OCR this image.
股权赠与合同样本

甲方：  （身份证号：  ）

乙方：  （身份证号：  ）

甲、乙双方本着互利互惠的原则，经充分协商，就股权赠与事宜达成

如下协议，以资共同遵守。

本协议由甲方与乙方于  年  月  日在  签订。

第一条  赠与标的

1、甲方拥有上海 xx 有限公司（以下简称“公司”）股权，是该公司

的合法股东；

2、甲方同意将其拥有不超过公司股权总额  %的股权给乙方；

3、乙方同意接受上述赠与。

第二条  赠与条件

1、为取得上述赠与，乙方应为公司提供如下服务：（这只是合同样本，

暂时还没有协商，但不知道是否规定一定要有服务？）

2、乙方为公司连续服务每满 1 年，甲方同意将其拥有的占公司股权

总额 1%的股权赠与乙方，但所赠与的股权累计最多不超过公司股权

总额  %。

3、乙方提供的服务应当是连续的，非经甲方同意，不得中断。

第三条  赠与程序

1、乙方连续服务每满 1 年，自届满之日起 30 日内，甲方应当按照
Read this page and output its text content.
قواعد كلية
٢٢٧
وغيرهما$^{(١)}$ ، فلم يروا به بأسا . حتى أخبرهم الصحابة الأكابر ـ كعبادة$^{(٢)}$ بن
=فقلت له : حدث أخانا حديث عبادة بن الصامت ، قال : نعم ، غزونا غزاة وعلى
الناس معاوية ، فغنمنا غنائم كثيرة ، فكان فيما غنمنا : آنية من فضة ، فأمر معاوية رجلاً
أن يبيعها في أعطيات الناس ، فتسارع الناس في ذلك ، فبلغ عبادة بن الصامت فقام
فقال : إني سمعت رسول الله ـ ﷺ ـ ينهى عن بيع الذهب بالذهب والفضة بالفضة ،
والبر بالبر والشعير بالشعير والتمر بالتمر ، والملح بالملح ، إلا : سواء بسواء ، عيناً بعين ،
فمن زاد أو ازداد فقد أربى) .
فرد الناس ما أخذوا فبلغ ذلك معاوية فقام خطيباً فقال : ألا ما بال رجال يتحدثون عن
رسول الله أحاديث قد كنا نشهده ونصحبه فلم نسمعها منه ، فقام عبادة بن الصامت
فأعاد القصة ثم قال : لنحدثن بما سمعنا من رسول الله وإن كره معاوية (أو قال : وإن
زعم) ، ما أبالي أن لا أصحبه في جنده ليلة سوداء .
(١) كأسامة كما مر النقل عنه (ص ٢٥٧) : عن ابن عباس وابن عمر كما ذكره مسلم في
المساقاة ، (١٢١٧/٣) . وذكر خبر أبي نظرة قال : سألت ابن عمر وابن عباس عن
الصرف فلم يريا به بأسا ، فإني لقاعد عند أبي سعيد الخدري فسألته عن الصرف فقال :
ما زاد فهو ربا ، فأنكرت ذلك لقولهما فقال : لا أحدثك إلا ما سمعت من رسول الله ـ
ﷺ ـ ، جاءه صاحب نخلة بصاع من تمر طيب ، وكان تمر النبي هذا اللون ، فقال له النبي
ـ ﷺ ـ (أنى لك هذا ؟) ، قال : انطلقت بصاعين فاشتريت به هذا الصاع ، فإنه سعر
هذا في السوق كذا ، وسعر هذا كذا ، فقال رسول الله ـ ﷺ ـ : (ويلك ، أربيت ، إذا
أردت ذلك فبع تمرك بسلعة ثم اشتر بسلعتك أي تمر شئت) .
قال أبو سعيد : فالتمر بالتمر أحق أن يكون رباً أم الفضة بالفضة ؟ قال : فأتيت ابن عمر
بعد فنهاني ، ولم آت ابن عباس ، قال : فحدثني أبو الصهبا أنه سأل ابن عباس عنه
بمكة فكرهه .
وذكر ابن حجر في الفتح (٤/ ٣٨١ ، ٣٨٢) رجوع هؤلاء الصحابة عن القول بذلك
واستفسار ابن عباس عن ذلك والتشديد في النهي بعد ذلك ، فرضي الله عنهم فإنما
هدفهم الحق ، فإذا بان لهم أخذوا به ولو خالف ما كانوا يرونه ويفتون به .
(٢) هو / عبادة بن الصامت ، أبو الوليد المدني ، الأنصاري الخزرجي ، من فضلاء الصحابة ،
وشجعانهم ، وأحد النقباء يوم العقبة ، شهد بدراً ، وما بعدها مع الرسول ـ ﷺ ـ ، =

Exercise: Copy out the whole listing exactly; please set it all down.

Answer to the task:
OCR this image.
股权赠与合同样本

甲方：  （身份证号：  ）

乙方：  （身份证号：  ）

甲、乙双方本着互利互惠的原则，经充分协商，就股权赠与事宜达成

如下协议，以资共同遵守。

本协议由甲方与乙方于  年  月  日在  签订。

第一条  赠与标的

1、甲方拥有上海 xx 有限公司（以下简称“公司”）股权，是该公司

的合法股东；

2、甲方同意将其拥有不超过公司股权总额  %的股权给乙方；

3、乙方同意接受上述赠与。

第二条  赠与条件

1、为取得上述赠与，乙方应为公司提供如下服务：（这只是合同样本，

暂时还没有协商，但不知道是否规定一定要有服务？）

2、乙方为公司连续服务每满 1 年，甲方同意将其拥有的占公司股权

总额 1%的股权赠与乙方，但所赠与的股权累计最多不超过公司股权

总额  %。

3、乙方提供的服务应当是连续的，非经甲方同意，不得中断。

第三条  赠与程序

1、乙方连续服务每满 1 年，自届满之日起 30 日内，甲方应当按照
Read this page and output its text content.
قواعد كلية
٢٢٧
وغيرهما$^{(١)}$ ، فلم يروا به بأسا . حتى أخبرهم الصحابة الأكابر ـ كعبادة$^{(٢)}$ بن
=فقلت له : حدث أخانا حديث عبادة بن الصامت ، قال : نعم ، غزونا غزاة وعلى
الناس معاوية ، فغنمنا غنائم كثيرة ، فكان فيما غنمنا : آنية من فضة ، فأمر معاوية رجلاً
أن يبيعها في أعطيات الناس ، فتسارع الناس في ذلك ، فبلغ عبادة بن الصامت فقام
فقال : إني سمعت رسول الله ـ ﷺ ـ ينهى عن بيع الذهب بالذهب والفضة بالفضة ،
والبر بالبر والشعير بالشعير والتمر بالتمر ، والملح بالملح ، إلا : سواء بسواء ، عيناً بعين ،
فمن زاد أو ازداد فقد أربى) .
فرد الناس ما أخذوا فبلغ ذلك معاوية فقام خطيباً فقال : ألا ما بال رجال يتحدثون عن
رسول الله أحاديث قد كنا نشهده ونصحبه فلم نسمعها منه ، فقام عبادة بن الصامت
فأعاد القصة ثم قال : لنحدثن بما سمعنا من رسول الله وإن كره معاوية (أو قال : وإن
زعم) ، ما أبالي أن لا أصحبه في جنده ليلة سوداء .
(١) كأسامة كما مر النقل عنه (ص ٢٥٧) : عن ابن عباس وابن عمر كما ذكره مسلم في
المساقاة ، (١٢١٧/٣) . وذكر خبر أبي نظرة قال : سألت ابن عمر وابن عباس عن
الصرف فلم يريا به بأسا ، فإني لقاعد عند أبي سعيد الخدري فسألته عن الصرف فقال :
ما زاد فهو ربا ، فأنكرت ذلك لقولهما فقال : لا أحدثك إلا ما سمعت من رسول الله ـ
ﷺ ـ ، جاءه صاحب نخلة بصاع من تمر طيب ، وكان تمر النبي هذا اللون ، فقال له النبي
ـ ﷺ ـ (أنى لك هذا ؟) ، قال : انطلقت بصاعين فاشتريت به هذا الصاع ، فإنه سعر
هذا في السوق كذا ، وسعر هذا كذا ، فقال رسول الله ـ ﷺ ـ : (ويلك ، أربيت ، إذا
أردت ذلك فبع تمرك بسلعة ثم اشتر بسلعتك أي تمر شئت) .
قال أبو سعيد : فالتمر بالتمر أحق أن يكون رباً أم الفضة بالفضة ؟ قال : فأتيت ابن عمر
بعد فنهاني ، ولم آت ابن عباس ، قال : فحدثني أبو الصهبا أنه سأل ابن عباس عنه
بمكة فكرهه .
وذكر ابن حجر في الفتح (٤/ ٣٨١ ، ٣٨٢) رجوع هؤلاء الصحابة عن القول بذلك
واستفسار ابن عباس عن ذلك والتشديد في النهي بعد ذلك ، فرضي الله عنهم فإنما
هدفهم الحق ، فإذا بان لهم أخذوا به ولو خالف ما كانوا يرونه ويفتون به .
(٢) هو / عبادة بن الصامت ، أبو الوليد المدني ، الأنصاري الخزرجي ، من فضلاء الصحابة ،
وشجعانهم ، وأحد النقباء يوم العقبة ، شهد بدراً ، وما بعدها مع الرسول ـ ﷺ ـ ، =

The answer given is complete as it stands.